§ Passage présenté
**********
Paul et Jésus, quels liens de parenté ?

À partir de ces constats, on comprend qu'il est impossible de parler de Paul comme du fondateur du christianisme au sens propre. Paul n'invente pas le Christianisme. Élian Cuvilié, professeur de Nouveau Testament à la Faculté de Théologie de Montpellier, n'hésite d'ailleurs pas à nous placer devant une évidence fort à propos : " Avant de se convertir, Paul poursuivait déjà des disciples de Jésus qu'on appellera plus tard 'chrétiens', et c'est par eux qu'il sera catéchisé ! " Paul a rejoint un mouvement qui, bien que dans ses balbutiements, existait déjà. Et Paul est devenu un des principaux architectes de ce mouvement naissant. Toute la question est de savoir quel rapport la théologie de Paul entretenait avec Jésus, son message et son ministère. Quel genre d'interprète Paul était-il de Jésus ? Paul innovait-il ? Plus encore (question qui fâche !) Paul contredisait-il Jésus ? Était-il fidèle à Jésus ? Toujours selon É. Cuvilier, " Il ne fait aucun doute qu'après sa conversion, Paul a donné à ce christianisme naissant un élan, une dynamique, et une ouverture que ce mouvement n'aurait certainement pas eu si Paul n'y était pas rentré ". Mais toujours dans la fidélité à Jésus. Paul veut, selon D. Cobb, " non pas créer une nouvelle religion, mais tirer toutes les conséquences du fait que le Dieu d'Abraham, d'Isaac et de Jacob a enfin réalisé ses promesses, et tenu ses engagements, en Christ ". Paul est donc l'instrument de la mise en théologie, de la mise en forme de la nouveauté apportée par Christ. Il va " expliciter " cette nouveauté, selon J. Buchhold. Il y a donc, en cela, quelque chose de neuf aussi en Paul : l'apôtre conceptualise le Christianisme.
**********
§ Extrait du corpus
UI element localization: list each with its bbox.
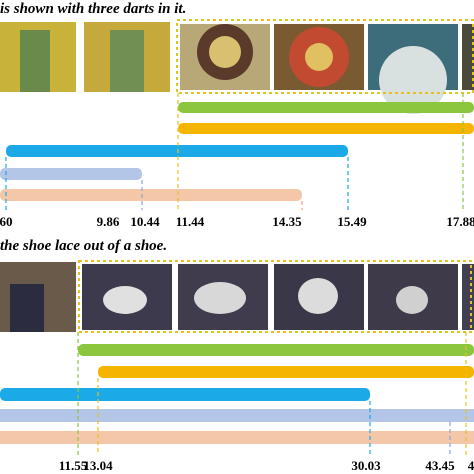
**********
§ Objectif
D'après le passage sur Paul et Jésus, indiquez qui Paul poursuivait avant sa conversion.

§ Réponse attendue
Il poursuivait des disciples de Jésus, qu'on appellera plus tard « chrétiens ».